> EXERCISE PROMPT: Copy every line of the data that includes the string "通过交流".

Extracted data entries
_ _ _
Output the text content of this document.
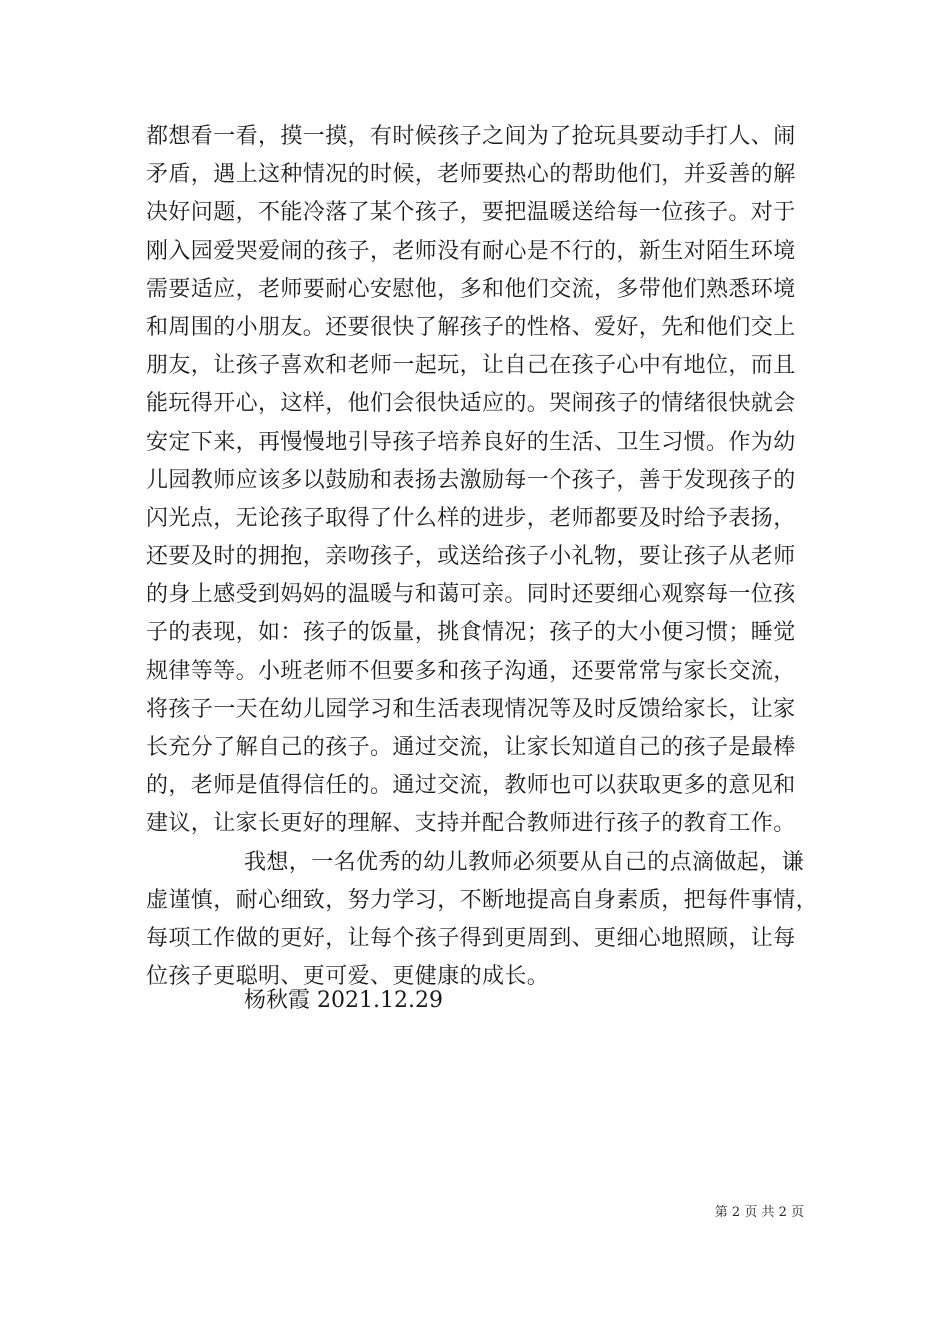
都想看一看，摸一摸，有时候孩子之间为了抢玩具要动手打人、闹
矛盾，遇上这种情况的时候，老师要热心的帮助他们，并妥善的解
决好问题，不能冷落了某个孩子，要把温暖送给每一位孩子。对于
刚入园爱哭爱闹的孩子，老师没有耐心是不行的，新生对陌生环境
需要适应，老师要耐心安慰他，多和他们交流，多带他们熟悉环境
和周围的小朋友。还要很快了解孩子的性格、爱好，先和他们交上
朋友，让孩子喜欢和老师一起玩，让自己在孩子心中有地位，而且
能玩得开心，这样，他们会很快适应的。哭闹孩子的情绪很快就会
安定下来，再慢慢地引导孩子培养良好的生活、卫生习惯。作为幼
儿园教师应该多以鼓励和表扬去激励每一个孩子，善于发现孩子的
闪光点，无论孩子取得了什么样的进步，老师都要及时给予表扬，
还要及时的拥抱，亲吻孩子，或送给孩子小礼物，要让孩子从老师
的身上感受到妈妈的温暖与和蔼可亲。同时还要细心观察每一位孩
子的表现，如：孩子的饭量，挑食情况；孩子的大小便习惯；睡觉
规律等等。小班老师不但要多和孩子沟通，还要常常与家长交流，
将孩子一天在幼儿园学习和生活表现情况等及时反馈给家长，让家
长充分了解自己的孩子。通过交流，让家长知道自己的孩子是最棒
的，老师是值得信任的。通过交流，教师也可以获取更多的意见和
建议，让家长更好的理解、支持并配合教师进行孩子的教育工作。
我想，一名优秀的幼儿教师必须要从自己的点滴做起，谦
虚谨慎，耐心细致，努力学习，不断地提高自身素质，把每件事情，
每项工作做的更好，让每个孩子得到更周到、更细心地照顾，让每
位孩子更聪明、更可爱、更健康的成长。
杨秋霞 2021.12.29
第 2 页 共 2 页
_ _ _
> SOLUTION TO THE EXERCISE:
长充分了解自己的孩子。通过交流，让家长知道自己的孩子是最棒
的，老师是值得信任的。通过交流，教师也可以获取更多的意见和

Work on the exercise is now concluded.